What is expected: For the data below, report the number of lines that contain the string "黑勘设协" and nothing else.
--- Materials provided ---
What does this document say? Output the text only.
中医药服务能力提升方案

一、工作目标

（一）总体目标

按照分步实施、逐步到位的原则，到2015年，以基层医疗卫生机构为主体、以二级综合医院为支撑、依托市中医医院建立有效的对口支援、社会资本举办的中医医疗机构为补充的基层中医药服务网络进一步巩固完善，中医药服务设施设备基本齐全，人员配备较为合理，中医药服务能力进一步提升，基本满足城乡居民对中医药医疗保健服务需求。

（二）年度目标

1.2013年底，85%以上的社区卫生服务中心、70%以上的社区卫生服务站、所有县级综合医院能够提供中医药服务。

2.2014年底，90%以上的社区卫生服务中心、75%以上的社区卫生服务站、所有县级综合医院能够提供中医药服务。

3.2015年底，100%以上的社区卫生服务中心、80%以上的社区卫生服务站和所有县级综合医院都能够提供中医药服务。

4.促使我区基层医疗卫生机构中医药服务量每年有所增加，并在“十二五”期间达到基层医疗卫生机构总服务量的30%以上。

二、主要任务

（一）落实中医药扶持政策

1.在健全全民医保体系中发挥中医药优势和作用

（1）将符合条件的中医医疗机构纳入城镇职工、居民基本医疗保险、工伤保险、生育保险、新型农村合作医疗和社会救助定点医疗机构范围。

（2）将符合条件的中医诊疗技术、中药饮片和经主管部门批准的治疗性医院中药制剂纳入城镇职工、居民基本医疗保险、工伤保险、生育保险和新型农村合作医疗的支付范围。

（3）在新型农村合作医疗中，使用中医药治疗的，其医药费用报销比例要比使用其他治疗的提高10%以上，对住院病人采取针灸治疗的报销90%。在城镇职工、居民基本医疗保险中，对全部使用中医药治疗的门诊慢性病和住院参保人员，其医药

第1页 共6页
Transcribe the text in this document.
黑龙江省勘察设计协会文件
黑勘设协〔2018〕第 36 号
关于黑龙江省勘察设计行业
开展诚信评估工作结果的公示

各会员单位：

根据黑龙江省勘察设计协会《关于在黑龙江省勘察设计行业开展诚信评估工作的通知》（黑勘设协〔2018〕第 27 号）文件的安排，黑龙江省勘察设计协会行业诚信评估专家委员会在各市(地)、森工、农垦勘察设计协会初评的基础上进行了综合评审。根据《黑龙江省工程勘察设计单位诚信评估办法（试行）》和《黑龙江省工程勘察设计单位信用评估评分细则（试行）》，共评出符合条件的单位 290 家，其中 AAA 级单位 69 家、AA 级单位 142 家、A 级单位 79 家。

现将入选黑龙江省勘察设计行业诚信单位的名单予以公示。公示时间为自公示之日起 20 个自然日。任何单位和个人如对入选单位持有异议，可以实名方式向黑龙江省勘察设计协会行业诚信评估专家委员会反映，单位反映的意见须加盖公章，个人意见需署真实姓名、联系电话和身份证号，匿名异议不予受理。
---
Final result: 2